| How to complete this task |
If a line in the records contains the string "Services", show that line.

Segment Start: Recorded data

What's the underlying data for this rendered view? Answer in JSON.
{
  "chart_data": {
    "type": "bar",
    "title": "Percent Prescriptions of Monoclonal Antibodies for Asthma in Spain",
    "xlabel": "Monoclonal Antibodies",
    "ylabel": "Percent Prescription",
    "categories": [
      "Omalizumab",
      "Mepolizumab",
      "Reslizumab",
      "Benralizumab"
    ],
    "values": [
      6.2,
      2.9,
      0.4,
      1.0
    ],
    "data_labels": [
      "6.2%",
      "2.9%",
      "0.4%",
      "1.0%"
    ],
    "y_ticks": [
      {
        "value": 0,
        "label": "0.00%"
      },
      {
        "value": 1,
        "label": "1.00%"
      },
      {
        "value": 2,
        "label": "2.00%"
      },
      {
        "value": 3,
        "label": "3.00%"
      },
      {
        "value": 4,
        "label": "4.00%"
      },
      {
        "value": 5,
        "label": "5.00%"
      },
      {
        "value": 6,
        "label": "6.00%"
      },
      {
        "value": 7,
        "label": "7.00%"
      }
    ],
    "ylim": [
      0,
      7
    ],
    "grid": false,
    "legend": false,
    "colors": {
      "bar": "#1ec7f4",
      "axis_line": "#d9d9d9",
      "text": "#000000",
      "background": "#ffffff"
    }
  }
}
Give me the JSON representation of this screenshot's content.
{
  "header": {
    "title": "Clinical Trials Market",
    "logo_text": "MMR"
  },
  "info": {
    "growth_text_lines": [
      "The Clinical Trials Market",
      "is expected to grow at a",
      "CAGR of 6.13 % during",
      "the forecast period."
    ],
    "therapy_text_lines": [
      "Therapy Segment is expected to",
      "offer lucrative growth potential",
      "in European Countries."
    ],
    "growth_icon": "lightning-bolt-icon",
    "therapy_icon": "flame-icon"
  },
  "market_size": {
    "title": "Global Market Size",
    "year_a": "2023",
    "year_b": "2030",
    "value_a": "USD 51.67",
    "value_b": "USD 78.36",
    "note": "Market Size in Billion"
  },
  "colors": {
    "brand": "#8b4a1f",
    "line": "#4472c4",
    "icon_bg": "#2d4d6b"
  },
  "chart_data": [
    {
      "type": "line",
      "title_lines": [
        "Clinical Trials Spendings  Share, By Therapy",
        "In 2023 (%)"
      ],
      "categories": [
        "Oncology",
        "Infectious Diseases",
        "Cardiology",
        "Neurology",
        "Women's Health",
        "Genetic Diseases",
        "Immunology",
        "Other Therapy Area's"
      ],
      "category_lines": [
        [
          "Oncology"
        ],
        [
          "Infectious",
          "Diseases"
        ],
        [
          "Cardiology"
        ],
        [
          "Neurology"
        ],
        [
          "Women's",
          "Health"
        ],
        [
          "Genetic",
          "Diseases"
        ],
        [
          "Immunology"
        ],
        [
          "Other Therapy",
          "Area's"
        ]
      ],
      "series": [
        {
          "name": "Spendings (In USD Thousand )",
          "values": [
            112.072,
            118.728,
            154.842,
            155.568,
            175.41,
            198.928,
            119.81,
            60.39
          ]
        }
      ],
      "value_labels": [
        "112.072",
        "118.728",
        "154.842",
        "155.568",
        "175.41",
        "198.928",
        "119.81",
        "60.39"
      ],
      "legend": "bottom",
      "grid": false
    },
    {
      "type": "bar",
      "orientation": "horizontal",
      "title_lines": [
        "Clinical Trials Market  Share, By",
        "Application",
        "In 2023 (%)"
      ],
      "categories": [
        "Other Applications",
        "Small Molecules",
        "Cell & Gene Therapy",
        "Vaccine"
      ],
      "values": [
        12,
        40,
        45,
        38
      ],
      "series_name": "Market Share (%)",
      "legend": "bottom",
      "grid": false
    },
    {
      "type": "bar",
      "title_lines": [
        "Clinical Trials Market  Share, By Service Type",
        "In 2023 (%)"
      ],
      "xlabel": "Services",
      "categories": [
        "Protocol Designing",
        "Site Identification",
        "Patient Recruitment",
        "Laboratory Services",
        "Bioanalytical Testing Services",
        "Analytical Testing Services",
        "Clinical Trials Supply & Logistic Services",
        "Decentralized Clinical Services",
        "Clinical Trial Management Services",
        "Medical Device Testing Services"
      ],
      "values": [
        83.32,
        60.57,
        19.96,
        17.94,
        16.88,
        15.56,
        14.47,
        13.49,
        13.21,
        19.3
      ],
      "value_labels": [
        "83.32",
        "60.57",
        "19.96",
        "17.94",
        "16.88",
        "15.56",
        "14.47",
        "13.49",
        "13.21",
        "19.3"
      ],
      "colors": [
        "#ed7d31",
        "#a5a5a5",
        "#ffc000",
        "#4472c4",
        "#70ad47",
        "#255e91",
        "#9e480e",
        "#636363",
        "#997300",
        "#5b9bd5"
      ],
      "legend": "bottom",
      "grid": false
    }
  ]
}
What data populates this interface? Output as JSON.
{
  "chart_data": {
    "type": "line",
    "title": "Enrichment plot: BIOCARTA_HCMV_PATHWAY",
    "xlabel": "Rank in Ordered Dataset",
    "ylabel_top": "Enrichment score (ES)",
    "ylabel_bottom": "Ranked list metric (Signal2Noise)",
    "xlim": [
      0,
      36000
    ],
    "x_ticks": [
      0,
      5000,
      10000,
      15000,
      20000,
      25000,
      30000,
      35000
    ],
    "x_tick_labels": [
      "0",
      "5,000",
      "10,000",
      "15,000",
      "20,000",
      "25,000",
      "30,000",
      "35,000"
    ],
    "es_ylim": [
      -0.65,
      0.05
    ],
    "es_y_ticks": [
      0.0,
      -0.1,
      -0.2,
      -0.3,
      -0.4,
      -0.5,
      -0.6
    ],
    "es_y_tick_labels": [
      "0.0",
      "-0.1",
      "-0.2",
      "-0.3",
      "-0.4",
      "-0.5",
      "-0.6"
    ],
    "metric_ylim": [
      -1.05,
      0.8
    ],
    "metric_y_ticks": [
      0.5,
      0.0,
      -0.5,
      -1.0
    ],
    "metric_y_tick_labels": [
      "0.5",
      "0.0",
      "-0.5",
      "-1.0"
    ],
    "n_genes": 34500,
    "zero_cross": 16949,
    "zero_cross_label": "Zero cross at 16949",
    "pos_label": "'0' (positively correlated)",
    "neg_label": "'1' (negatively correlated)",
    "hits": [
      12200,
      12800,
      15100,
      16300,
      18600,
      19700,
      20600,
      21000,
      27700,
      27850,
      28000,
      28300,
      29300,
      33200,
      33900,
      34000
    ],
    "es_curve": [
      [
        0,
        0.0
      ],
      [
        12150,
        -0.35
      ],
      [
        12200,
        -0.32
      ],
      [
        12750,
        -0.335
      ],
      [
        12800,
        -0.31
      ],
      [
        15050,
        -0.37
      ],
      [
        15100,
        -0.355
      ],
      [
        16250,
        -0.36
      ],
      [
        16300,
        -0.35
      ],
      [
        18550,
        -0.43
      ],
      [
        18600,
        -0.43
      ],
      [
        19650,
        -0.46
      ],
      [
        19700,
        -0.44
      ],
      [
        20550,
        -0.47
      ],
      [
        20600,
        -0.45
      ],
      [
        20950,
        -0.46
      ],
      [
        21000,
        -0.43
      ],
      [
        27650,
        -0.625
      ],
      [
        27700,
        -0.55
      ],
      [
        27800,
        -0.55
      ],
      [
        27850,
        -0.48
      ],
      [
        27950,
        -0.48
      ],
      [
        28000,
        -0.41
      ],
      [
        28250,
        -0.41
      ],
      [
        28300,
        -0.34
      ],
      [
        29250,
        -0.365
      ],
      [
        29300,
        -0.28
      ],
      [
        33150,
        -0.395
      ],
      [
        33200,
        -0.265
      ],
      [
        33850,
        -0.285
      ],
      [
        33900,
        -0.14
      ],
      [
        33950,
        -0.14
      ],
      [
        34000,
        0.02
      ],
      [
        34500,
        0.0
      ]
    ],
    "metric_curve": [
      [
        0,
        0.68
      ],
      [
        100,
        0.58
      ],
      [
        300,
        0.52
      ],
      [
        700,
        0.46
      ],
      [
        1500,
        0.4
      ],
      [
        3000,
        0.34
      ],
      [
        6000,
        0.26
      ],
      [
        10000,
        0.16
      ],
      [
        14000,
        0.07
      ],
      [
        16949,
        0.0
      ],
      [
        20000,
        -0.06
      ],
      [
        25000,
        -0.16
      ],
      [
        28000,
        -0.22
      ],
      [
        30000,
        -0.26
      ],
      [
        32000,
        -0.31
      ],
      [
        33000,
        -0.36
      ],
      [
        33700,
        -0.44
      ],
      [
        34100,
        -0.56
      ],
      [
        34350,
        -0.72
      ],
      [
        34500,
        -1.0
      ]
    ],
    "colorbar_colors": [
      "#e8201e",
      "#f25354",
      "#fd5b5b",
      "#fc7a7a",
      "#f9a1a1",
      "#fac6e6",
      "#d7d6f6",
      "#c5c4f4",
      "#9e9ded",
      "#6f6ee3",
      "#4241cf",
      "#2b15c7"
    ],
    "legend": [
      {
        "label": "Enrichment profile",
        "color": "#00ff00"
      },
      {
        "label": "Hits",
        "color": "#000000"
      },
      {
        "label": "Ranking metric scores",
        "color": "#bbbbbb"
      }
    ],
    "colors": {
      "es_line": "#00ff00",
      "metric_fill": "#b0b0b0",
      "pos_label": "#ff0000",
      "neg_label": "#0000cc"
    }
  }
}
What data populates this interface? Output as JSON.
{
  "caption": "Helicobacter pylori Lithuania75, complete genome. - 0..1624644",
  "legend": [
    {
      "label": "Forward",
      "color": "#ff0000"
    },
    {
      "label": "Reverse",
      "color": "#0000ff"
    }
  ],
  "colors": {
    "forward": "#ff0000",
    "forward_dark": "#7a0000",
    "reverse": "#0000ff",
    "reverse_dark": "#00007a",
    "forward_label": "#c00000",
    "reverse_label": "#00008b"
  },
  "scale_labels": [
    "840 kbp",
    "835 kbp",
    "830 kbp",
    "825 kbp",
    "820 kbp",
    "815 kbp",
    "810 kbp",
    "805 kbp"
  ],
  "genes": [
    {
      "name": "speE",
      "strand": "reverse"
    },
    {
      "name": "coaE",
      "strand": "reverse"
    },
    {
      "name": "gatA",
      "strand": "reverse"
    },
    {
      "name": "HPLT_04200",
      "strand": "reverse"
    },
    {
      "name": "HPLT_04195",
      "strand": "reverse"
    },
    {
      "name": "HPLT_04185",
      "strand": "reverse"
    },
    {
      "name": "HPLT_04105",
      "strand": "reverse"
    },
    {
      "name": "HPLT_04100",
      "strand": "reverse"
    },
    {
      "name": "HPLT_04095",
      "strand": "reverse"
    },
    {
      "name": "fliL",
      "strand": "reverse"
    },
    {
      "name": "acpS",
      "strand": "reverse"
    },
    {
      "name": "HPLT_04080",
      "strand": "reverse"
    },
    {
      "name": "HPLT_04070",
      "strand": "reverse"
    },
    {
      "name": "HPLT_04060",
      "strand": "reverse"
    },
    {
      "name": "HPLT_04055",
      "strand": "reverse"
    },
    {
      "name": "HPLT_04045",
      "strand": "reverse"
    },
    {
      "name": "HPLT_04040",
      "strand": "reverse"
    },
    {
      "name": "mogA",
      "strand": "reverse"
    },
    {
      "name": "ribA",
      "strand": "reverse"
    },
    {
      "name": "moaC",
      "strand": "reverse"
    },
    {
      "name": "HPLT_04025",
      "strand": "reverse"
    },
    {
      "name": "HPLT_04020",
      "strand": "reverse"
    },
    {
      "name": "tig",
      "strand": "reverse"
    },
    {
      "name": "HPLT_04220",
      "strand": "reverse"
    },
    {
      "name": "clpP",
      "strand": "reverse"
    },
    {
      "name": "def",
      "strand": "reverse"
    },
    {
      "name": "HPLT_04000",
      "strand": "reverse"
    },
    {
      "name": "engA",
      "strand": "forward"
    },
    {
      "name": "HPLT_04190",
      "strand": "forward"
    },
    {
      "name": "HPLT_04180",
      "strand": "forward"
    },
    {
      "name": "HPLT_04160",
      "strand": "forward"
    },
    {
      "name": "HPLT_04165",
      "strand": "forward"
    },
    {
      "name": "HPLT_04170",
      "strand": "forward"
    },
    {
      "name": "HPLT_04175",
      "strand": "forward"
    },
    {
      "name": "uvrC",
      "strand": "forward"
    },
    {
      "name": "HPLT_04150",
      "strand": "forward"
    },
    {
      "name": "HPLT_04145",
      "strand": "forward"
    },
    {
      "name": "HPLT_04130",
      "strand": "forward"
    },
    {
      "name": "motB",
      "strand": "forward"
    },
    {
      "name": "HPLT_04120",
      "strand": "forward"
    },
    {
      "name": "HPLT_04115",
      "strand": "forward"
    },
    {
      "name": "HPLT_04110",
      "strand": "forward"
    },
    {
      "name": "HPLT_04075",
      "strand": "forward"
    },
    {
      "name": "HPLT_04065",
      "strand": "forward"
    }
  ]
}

Segment End: Recorded data

| Response to the task |
      "xlabel": "Services",
        "Laboratory Services",
        "Bioanalytical Testing Services",
        "Analytical Testing Services",
        "Clinical Trials Supply & Logistic Services",
        "Decentralized Clinical Services",
        "Clinical Trial Management Services",
        "Medical Device Testing Services"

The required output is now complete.